» **What is being asked**
For every line in the data below that contains "source", copy the line.

» **Data for processing**

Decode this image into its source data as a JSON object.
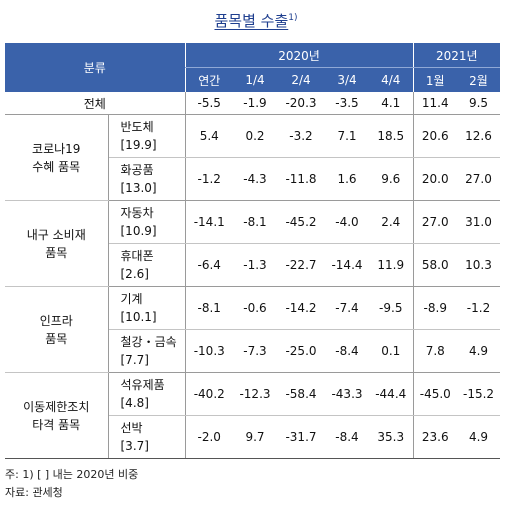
{
  "title": "품목별 수출",
  "title_sup": "1)",
  "header": {
    "category": "분류",
    "year1": "2020년",
    "year2": "2021년",
    "cols": [
      "연간",
      "1/4",
      "2/4",
      "3/4",
      "4/4",
      "1월",
      "2월"
    ]
  },
  "total": {
    "label": "전체",
    "values": [
      "-5.5",
      "-1.9",
      "-20.3",
      "-3.5",
      "4.1",
      "11.4",
      "9.5"
    ]
  },
  "groups": [
    {
      "label_lines": [
        "코로나19",
        "수혜 품목"
      ],
      "items": [
        {
          "name": "반도체",
          "weight": "[19.9]",
          "values": [
            "5.4",
            "0.2",
            "-3.2",
            "7.1",
            "18.5",
            "20.6",
            "12.6"
          ]
        },
        {
          "name": "화공품",
          "weight": "[13.0]",
          "values": [
            "-1.2",
            "-4.3",
            "-11.8",
            "1.6",
            "9.6",
            "20.0",
            "27.0"
          ]
        }
      ]
    },
    {
      "label_lines": [
        "내구 소비재",
        "품목"
      ],
      "items": [
        {
          "name": "자동차",
          "weight": "[10.9]",
          "values": [
            "-14.1",
            "-8.1",
            "-45.2",
            "-4.0",
            "2.4",
            "27.0",
            "31.0"
          ]
        },
        {
          "name": "휴대폰",
          "weight": "[2.6]",
          "values": [
            "-6.4",
            "-1.3",
            "-22.7",
            "-14.4",
            "11.9",
            "58.0",
            "10.3"
          ]
        }
      ]
    },
    {
      "label_lines": [
        "인프라",
        "품목"
      ],
      "items": [
        {
          "name": "기계",
          "weight": "[10.1]",
          "values": [
            "-8.1",
            "-0.6",
            "-14.2",
            "-7.4",
            "-9.5",
            "-8.9",
            "-1.2"
          ]
        },
        {
          "name": "철강・금속",
          "weight": "[7.7]",
          "values": [
            "-10.3",
            "-7.3",
            "-25.0",
            "-8.4",
            "0.1",
            "7.8",
            "4.9"
          ]
        }
      ]
    },
    {
      "label_lines": [
        "이동제한조치",
        "타격 품목"
      ],
      "items": [
        {
          "name": "석유제품",
          "weight": "[4.8]",
          "values": [
            "-40.2",
            "-12.3",
            "-58.4",
            "-43.3",
            "-44.4",
            "-45.0",
            "-15.2"
          ]
        },
        {
          "name": "선박",
          "weight": "[3.7]",
          "values": [
            "-2.0",
            "9.7",
            "-31.7",
            "-8.4",
            "35.3",
            "23.6",
            "4.9"
          ]
        }
      ]
    }
  ],
  "notes": {
    "note1": "주: 1) [  ] 내는 2020년 비중",
    "source": "자료: 관세청"
  }
}
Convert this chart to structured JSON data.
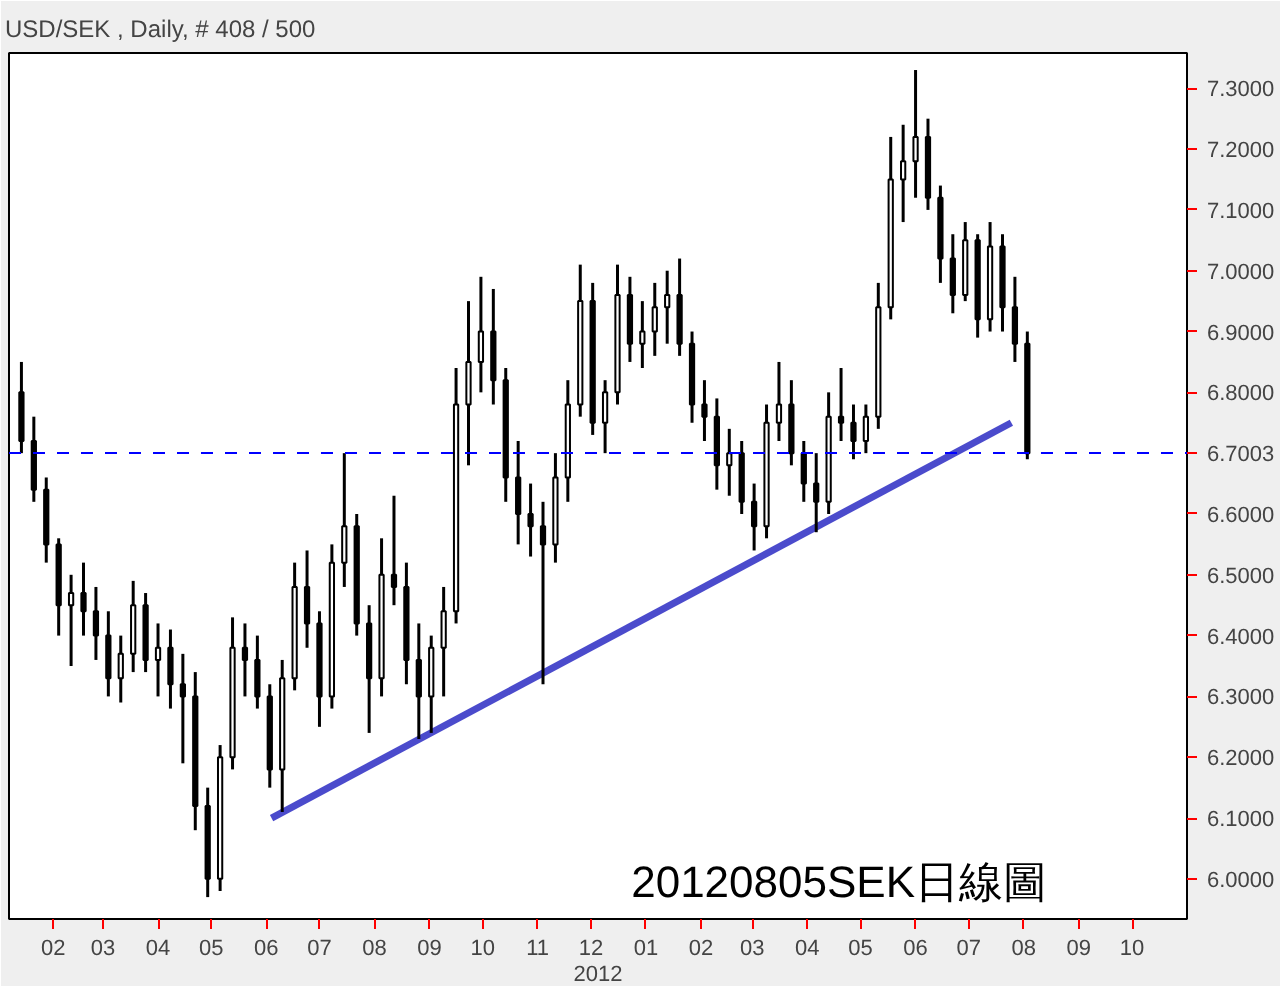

» **Response for this exercise**
Decode this image into its source data as a JSON object.
    "source": "자료: 관세청"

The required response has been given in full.